STATED TASK:
Quote all lines below exactly. Images stay out.

(Stored entries)
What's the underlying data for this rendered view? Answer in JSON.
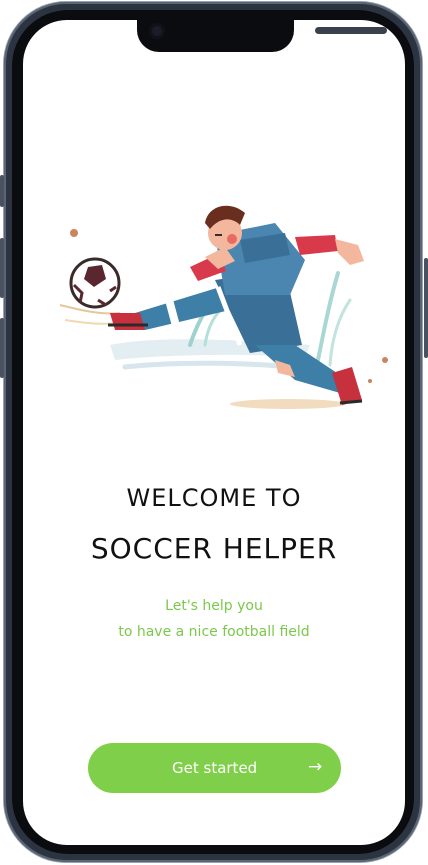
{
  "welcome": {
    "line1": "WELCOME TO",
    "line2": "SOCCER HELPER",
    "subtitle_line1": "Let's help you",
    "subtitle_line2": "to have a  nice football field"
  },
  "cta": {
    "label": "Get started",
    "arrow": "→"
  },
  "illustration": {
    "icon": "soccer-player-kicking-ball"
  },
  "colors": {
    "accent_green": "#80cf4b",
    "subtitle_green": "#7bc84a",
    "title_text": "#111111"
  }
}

ANSWER BELOW:
What's the underlying data for this rendered view? Answer in JSON.
{
  "welcome": {
    "line1": "WELCOME TO",
    "line2": "SOCCER HELPER",
    "subtitle_line1": "Let's help you",
    "subtitle_line2": "to have a  nice football field"
  },
  "cta": {
    "label": "Get started",
    "arrow": "→"
  },
  "illustration": {
    "icon": "soccer-player-kicking-ball"
  },
  "colors": {
    "accent_green": "#80cf4b",
    "subtitle_green": "#7bc84a",
    "title_text": "#111111"
  }
}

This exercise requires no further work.